■ EXERCISE:
Every line that contains the word "marker" should be copied out.

━━━━━ RECORDS PROVIDED

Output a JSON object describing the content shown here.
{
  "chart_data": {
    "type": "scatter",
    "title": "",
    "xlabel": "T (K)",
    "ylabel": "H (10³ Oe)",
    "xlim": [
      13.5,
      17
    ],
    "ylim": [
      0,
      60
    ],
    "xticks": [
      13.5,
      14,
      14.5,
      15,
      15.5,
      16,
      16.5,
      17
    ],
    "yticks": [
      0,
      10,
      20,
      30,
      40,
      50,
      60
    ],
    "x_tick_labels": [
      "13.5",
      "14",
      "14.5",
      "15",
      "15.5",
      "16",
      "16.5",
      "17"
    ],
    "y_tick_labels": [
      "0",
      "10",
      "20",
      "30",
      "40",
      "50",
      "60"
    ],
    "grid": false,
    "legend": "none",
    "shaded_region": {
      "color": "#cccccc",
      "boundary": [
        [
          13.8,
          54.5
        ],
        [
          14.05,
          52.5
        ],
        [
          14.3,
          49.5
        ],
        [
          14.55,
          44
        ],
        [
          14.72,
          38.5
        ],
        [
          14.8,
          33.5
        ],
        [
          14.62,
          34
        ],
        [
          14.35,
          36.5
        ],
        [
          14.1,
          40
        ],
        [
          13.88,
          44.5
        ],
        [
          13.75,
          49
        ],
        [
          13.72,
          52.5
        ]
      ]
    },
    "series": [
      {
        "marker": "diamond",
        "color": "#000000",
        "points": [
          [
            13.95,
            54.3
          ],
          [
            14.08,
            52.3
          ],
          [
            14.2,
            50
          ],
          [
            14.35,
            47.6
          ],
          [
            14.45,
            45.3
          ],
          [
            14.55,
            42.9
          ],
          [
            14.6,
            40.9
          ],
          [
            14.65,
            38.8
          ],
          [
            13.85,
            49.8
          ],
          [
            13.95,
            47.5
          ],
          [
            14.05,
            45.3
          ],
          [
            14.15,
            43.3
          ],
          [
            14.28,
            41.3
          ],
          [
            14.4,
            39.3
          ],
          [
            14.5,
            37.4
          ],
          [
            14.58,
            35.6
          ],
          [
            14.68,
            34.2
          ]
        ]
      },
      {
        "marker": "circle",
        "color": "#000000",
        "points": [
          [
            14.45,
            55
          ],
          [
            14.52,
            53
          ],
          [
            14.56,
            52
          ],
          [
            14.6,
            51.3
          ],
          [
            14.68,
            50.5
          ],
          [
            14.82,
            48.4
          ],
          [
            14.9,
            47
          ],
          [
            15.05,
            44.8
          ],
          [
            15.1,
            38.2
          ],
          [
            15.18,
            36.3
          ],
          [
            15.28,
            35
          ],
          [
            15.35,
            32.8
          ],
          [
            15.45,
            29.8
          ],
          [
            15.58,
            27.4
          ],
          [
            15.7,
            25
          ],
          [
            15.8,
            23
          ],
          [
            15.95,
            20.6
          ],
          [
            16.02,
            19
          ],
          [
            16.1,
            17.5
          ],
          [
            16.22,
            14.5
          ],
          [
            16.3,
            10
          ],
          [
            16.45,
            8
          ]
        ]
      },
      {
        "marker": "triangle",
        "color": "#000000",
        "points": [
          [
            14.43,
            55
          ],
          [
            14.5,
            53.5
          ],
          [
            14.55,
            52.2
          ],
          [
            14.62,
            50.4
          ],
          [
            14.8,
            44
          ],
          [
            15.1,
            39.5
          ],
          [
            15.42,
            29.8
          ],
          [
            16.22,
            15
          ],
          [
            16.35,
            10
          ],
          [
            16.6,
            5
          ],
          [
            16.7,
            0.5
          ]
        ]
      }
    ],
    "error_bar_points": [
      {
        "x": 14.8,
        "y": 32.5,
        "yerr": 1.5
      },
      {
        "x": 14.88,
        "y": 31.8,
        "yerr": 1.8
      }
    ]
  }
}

━━━━━━━━━━

■ THE REPLY:
        "marker": "diamond",
        "marker": "circle",
        "marker": "triangle",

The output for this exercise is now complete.